→ Exercise prompt
Skip the pictures. Repeat everything else in the records word for word.

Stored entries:

___

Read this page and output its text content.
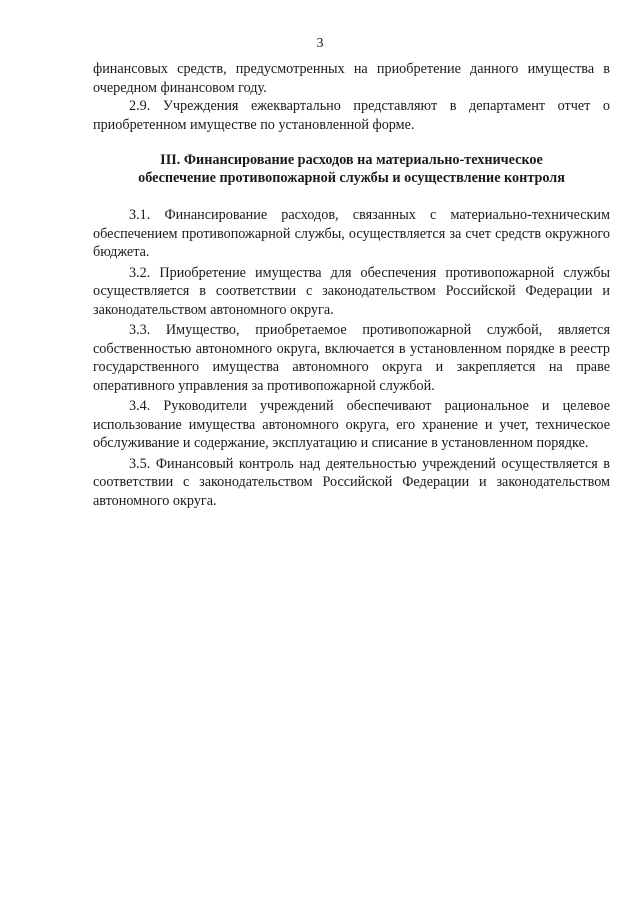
3

финансовых средств, предусмотренных на приобретение данного имущества в очередном финансовом году.

2.9. Учреждения ежеквартально представляют в департамент отчет о приобретенном имуществе по установленной форме.

III. Финансирование расходов на материально-техническое
обеспечение противопожарной службы и осуществление контроля

3.1. Финансирование расходов, связанных с материально-техническим обеспечением противопожарной службы, осуществляется за счет средств окружного бюджета.

3.2. Приобретение имущества для обеспечения противопожарной службы осуществляется в соответствии с законодательством Российской Федерации и законодательством автономного округа.

3.3. Имущество, приобретаемое противопожарной службой, является собственностью автономного округа, включается в установленном порядке в реестр государственного имущества автономного округа и закрепляется на праве оперативного управления за противопожарной службой.

3.4. Руководители учреждений обеспечивают рациональное и целевое использование имущества автономного округа, его хранение и учет, техническое обслуживание и содержание, эксплуатацию и списание в установленном порядке.

3.5. Финансовый контроль над деятельностью учреждений осуществляется в соответствии с законодательством Российской Федерации и законодательством автономного округа.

___

→ Task response
Read this page and output its text content.
3

финансовых средств, предусмотренных на приобретение данного имущества в очередном финансовом году.

2.9. Учреждения ежеквартально представляют в департамент отчет о приобретенном имуществе по установленной форме.

III. Финансирование расходов на материально-техническое
обеспечение противопожарной службы и осуществление контроля

3.1. Финансирование расходов, связанных с материально-техническим обеспечением противопожарной службы, осуществляется за счет средств окружного бюджета.

3.2. Приобретение имущества для обеспечения противопожарной службы осуществляется в соответствии с законодательством Российской Федерации и законодательством автономного округа.

3.3. Имущество, приобретаемое противопожарной службой, является собственностью автономного округа, включается в установленном порядке в реестр государственного имущества автономного округа и закрепляется на праве оперативного управления за противопожарной службой.

3.4. Руководители учреждений обеспечивают рациональное и целевое использование имущества автономного округа, его хранение и учет, техническое обслуживание и содержание, эксплуатацию и списание в установленном порядке.

3.5. Финансовый контроль над деятельностью учреждений осуществляется в соответствии с законодательством Российской Федерации и законодательством автономного округа.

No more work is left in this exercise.